- Your task -
Reproduce all the entries precisely.

Extracts from a graphics dataset
--- START ---

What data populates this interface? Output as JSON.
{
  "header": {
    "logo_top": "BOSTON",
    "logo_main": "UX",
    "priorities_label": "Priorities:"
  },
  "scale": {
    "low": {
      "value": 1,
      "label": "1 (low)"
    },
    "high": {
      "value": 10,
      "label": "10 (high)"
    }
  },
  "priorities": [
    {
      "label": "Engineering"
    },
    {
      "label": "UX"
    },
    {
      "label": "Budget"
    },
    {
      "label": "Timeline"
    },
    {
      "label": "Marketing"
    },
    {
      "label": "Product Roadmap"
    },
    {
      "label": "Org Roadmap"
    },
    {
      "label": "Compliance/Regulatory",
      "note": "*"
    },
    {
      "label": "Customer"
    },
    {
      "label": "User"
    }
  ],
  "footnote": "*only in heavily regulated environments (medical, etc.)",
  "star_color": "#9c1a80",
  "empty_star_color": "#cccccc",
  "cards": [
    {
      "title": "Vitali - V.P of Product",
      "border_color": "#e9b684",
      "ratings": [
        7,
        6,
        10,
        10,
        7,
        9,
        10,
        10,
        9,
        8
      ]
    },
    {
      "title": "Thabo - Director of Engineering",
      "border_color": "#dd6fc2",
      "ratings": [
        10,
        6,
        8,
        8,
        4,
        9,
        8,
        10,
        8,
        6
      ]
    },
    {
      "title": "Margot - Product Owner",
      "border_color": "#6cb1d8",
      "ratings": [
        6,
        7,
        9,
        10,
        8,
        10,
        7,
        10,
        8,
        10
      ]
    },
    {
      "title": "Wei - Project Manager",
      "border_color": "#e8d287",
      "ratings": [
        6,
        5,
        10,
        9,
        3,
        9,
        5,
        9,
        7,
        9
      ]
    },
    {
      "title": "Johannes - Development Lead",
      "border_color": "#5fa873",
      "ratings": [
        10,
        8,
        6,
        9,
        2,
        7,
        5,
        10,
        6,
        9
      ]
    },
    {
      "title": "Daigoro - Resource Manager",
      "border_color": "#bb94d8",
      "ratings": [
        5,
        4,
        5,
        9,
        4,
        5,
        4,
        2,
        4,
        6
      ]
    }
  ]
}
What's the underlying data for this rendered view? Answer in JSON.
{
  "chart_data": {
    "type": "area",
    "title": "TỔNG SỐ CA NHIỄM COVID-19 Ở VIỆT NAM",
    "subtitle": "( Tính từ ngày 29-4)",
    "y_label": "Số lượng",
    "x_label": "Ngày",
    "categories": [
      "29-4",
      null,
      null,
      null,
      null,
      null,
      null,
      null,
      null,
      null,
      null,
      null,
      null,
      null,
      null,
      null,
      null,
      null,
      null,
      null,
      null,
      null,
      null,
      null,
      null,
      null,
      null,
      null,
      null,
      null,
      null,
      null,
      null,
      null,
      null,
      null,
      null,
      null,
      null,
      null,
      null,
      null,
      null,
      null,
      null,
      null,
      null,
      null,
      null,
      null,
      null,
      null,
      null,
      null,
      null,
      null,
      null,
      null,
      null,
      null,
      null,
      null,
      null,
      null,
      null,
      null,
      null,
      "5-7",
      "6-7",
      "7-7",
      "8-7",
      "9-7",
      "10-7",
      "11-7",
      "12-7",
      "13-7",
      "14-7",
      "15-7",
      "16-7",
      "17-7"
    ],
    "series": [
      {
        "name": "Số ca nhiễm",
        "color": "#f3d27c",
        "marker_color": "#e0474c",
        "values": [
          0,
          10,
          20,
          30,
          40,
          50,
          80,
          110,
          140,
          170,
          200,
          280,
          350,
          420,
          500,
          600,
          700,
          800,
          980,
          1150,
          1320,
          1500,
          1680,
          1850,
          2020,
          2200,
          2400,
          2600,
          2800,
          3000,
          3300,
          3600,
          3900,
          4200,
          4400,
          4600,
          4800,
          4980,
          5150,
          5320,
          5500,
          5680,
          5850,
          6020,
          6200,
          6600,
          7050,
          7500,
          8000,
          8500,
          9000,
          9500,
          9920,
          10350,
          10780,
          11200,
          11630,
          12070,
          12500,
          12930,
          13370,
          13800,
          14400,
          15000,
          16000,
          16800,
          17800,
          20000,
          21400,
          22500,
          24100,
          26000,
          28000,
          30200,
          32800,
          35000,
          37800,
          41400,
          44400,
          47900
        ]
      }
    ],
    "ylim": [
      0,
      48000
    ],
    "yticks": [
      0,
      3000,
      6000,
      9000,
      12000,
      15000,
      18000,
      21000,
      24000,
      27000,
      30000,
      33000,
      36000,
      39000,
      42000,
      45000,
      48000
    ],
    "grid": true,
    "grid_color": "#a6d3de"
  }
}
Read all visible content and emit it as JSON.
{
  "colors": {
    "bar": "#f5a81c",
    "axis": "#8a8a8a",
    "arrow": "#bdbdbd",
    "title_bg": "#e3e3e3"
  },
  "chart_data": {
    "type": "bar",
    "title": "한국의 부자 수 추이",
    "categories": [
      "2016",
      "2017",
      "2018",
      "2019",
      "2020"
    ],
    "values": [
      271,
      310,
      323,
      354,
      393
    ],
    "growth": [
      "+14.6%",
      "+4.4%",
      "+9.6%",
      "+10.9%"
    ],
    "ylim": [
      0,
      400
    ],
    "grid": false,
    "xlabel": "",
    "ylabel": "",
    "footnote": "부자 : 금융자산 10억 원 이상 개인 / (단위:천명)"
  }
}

--- END ---

- Final result -
What data populates this interface? Output as JSON.
{
  "header": {
    "logo_top": "BOSTON",
    "logo_main": "UX",
    "priorities_label": "Priorities:"
  },
  "scale": {
    "low": {
      "value": 1,
      "label": "1 (low)"
    },
    "high": {
      "value": 10,
      "label": "10 (high)"
    }
  },
  "priorities": [
    {
      "label": "Engineering"
    },
    {
      "label": "UX"
    },
    {
      "label": "Budget"
    },
    {
      "label": "Timeline"
    },
    {
      "label": "Marketing"
    },
    {
      "label": "Product Roadmap"
    },
    {
      "label": "Org Roadmap"
    },
    {
      "label": "Compliance/Regulatory",
      "note": "*"
    },
    {
      "label": "Customer"
    },
    {
      "label": "User"
    }
  ],
  "footnote": "*only in heavily regulated environments (medical, etc.)",
  "star_color": "#9c1a80",
  "empty_star_color": "#cccccc",
  "cards": [
    {
      "title": "Vitali - V.P of Product",
      "border_color": "#e9b684",
      "ratings": [
        7,
        6,
        10,
        10,
        7,
        9,
        10,
        10,
        9,
        8
      ]
    },
    {
      "title": "Thabo - Director of Engineering",
      "border_color": "#dd6fc2",
      "ratings": [
        10,
        6,
        8,
        8,
        4,
        9,
        8,
        10,
        8,
        6
      ]
    },
    {
      "title": "Margot - Product Owner",
      "border_color": "#6cb1d8",
      "ratings": [
        6,
        7,
        9,
        10,
        8,
        10,
        7,
        10,
        8,
        10
      ]
    },
    {
      "title": "Wei - Project Manager",
      "border_color": "#e8d287",
      "ratings": [
        6,
        5,
        10,
        9,
        3,
        9,
        5,
        9,
        7,
        9
      ]
    },
    {
      "title": "Johannes - Development Lead",
      "border_color": "#5fa873",
      "ratings": [
        10,
        8,
        6,
        9,
        2,
        7,
        5,
        10,
        6,
        9
      ]
    },
    {
      "title": "Daigoro - Resource Manager",
      "border_color": "#bb94d8",
      "ratings": [
        5,
        4,
        5,
        9,
        4,
        5,
        4,
        2,
        4,
        6
      ]
    }
  ]
}
What's the underlying data for this rendered view? Answer in JSON.
{
  "chart_data": {
    "type": "area",
    "title": "TỔNG SỐ CA NHIỄM COVID-19 Ở VIỆT NAM",
    "subtitle": "( Tính từ ngày 29-4)",
    "y_label": "Số lượng",
    "x_label": "Ngày",
    "categories": [
      "29-4",
      null,
      null,
      null,
      null,
      null,
      null,
      null,
      null,
      null,
      null,
      null,
      null,
      null,
      null,
      null,
      null,
      null,
      null,
      null,
      null,
      null,
      null,
      null,
      null,
      null,
      null,
      null,
      null,
      null,
      null,
      null,
      null,
      null,
      null,
      null,
      null,
      null,
      null,
      null,
      null,
      null,
      null,
      null,
      null,
      null,
      null,
      null,
      null,
      null,
      null,
      null,
      null,
      null,
      null,
      null,
      null,
      null,
      null,
      null,
      null,
      null,
      null,
      null,
      null,
      null,
      null,
      "5-7",
      "6-7",
      "7-7",
      "8-7",
      "9-7",
      "10-7",
      "11-7",
      "12-7",
      "13-7",
      "14-7",
      "15-7",
      "16-7",
      "17-7"
    ],
    "series": [
      {
        "name": "Số ca nhiễm",
        "color": "#f3d27c",
        "marker_color": "#e0474c",
        "values": [
          0,
          10,
          20,
          30,
          40,
          50,
          80,
          110,
          140,
          170,
          200,
          280,
          350,
          420,
          500,
          600,
          700,
          800,
          980,
          1150,
          1320,
          1500,
          1680,
          1850,
          2020,
          2200,
          2400,
          2600,
          2800,
          3000,
          3300,
          3600,
          3900,
          4200,
          4400,
          4600,
          4800,
          4980,
          5150,
          5320,
          5500,
          5680,
          5850,
          6020,
          6200,
          6600,
          7050,
          7500,
          8000,
          8500,
          9000,
          9500,
          9920,
          10350,
          10780,
          11200,
          11630,
          12070,
          12500,
          12930,
          13370,
          13800,
          14400,
          15000,
          16000,
          16800,
          17800,
          20000,
          21400,
          22500,
          24100,
          26000,
          28000,
          30200,
          32800,
          35000,
          37800,
          41400,
          44400,
          47900
        ]
      }
    ],
    "ylim": [
      0,
      48000
    ],
    "yticks": [
      0,
      3000,
      6000,
      9000,
      12000,
      15000,
      18000,
      21000,
      24000,
      27000,
      30000,
      33000,
      36000,
      39000,
      42000,
      45000,
      48000
    ],
    "grid": true,
    "grid_color": "#a6d3de"
  }
}
Read all visible content and emit it as JSON.
{
  "colors": {
    "bar": "#f5a81c",
    "axis": "#8a8a8a",
    "arrow": "#bdbdbd",
    "title_bg": "#e3e3e3"
  },
  "chart_data": {
    "type": "bar",
    "title": "한국의 부자 수 추이",
    "categories": [
      "2016",
      "2017",
      "2018",
      "2019",
      "2020"
    ],
    "values": [
      271,
      310,
      323,
      354,
      393
    ],
    "growth": [
      "+14.6%",
      "+4.4%",
      "+9.6%",
      "+10.9%"
    ],
    "ylim": [
      0,
      400
    ],
    "grid": false,
    "xlabel": "",
    "ylabel": "",
    "footnote": "부자 : 금융자산 10억 원 이상 개인 / (단위:천명)"
  }
}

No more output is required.